(Data records)
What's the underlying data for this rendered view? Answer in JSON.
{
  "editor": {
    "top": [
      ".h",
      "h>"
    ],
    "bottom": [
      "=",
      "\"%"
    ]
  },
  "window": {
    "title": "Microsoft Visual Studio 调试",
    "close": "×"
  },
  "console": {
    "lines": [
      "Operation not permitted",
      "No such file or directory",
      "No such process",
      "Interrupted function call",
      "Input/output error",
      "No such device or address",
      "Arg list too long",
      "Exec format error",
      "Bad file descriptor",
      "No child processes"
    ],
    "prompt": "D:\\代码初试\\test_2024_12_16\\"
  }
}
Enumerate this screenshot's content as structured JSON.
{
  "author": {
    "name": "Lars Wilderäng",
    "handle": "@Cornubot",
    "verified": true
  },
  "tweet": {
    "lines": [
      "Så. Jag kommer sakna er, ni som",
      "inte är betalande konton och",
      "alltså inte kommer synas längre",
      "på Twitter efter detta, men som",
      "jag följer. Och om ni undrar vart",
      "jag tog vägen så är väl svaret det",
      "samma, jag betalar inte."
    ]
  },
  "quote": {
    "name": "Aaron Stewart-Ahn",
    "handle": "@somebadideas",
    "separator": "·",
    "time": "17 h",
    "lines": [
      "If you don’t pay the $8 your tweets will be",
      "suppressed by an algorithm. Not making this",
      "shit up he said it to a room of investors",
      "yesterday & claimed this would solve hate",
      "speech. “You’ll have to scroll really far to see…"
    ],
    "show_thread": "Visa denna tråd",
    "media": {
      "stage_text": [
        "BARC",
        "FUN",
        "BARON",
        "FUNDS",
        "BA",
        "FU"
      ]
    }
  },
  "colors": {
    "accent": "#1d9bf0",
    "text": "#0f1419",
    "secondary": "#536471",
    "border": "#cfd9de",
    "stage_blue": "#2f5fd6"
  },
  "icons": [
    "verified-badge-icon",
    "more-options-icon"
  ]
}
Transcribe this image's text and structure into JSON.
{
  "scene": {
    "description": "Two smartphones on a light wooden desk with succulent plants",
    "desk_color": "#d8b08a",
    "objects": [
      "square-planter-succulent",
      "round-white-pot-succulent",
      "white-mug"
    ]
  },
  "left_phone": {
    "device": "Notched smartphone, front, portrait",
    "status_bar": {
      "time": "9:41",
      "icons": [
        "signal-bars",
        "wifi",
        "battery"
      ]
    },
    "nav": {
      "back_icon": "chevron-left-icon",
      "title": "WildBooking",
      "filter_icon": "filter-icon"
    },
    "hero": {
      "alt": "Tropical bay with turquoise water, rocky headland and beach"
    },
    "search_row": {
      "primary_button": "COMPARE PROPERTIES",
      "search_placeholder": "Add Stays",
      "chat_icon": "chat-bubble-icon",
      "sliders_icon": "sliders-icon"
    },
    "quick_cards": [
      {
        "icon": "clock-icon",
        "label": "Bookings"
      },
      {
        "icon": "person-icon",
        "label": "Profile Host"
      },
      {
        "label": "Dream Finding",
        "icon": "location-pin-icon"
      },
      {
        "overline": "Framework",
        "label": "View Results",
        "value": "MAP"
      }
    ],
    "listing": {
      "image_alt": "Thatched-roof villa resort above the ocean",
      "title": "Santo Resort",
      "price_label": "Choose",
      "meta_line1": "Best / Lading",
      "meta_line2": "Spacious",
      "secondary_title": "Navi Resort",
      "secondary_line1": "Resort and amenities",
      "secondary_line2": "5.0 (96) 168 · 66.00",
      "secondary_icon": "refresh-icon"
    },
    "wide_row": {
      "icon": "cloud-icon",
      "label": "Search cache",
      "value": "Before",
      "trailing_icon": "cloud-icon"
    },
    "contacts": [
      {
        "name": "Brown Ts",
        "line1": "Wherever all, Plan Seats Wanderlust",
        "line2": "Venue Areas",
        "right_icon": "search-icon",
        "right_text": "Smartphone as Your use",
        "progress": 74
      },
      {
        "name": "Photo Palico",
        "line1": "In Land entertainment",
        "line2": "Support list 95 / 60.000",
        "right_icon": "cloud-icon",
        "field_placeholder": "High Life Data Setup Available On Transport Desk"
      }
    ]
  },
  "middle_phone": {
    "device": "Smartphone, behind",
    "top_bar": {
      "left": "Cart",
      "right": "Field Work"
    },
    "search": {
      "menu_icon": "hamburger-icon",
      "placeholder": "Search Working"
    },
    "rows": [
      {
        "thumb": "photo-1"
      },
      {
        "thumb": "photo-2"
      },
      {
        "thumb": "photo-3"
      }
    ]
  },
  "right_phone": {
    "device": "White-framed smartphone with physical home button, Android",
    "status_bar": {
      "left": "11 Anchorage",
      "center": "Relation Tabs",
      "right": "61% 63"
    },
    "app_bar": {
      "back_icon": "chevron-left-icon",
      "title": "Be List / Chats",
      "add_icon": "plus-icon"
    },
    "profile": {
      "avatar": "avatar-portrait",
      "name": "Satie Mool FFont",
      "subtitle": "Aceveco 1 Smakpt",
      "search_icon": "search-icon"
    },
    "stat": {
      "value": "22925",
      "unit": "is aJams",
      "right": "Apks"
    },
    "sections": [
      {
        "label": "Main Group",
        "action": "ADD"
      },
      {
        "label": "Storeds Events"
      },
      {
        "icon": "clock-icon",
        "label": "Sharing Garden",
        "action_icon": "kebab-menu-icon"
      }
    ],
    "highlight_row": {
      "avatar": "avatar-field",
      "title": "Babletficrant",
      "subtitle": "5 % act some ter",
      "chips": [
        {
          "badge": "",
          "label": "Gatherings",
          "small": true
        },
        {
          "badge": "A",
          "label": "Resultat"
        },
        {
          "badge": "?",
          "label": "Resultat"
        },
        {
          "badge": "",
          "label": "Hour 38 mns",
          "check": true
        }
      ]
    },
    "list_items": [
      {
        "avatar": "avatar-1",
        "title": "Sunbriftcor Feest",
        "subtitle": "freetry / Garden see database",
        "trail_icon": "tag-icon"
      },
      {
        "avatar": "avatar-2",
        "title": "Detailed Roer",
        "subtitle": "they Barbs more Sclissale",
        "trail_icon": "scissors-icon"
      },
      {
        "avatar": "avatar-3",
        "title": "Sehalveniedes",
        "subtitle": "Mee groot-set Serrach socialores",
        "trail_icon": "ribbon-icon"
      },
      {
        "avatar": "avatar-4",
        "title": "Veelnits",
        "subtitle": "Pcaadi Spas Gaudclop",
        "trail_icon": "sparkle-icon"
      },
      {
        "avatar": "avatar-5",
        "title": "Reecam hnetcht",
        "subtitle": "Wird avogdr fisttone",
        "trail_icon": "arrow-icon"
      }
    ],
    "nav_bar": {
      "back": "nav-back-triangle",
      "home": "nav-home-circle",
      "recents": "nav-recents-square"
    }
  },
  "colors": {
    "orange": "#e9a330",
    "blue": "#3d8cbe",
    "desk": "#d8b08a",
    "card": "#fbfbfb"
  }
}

### [PROBLEM]
Find the word "cloud" in the data and copy out each line where it turns up.

### [ANSWER]
      "icon": "cloud-icon",
      "trailing_icon": "cloud-icon"
        "right_icon": "cloud-icon",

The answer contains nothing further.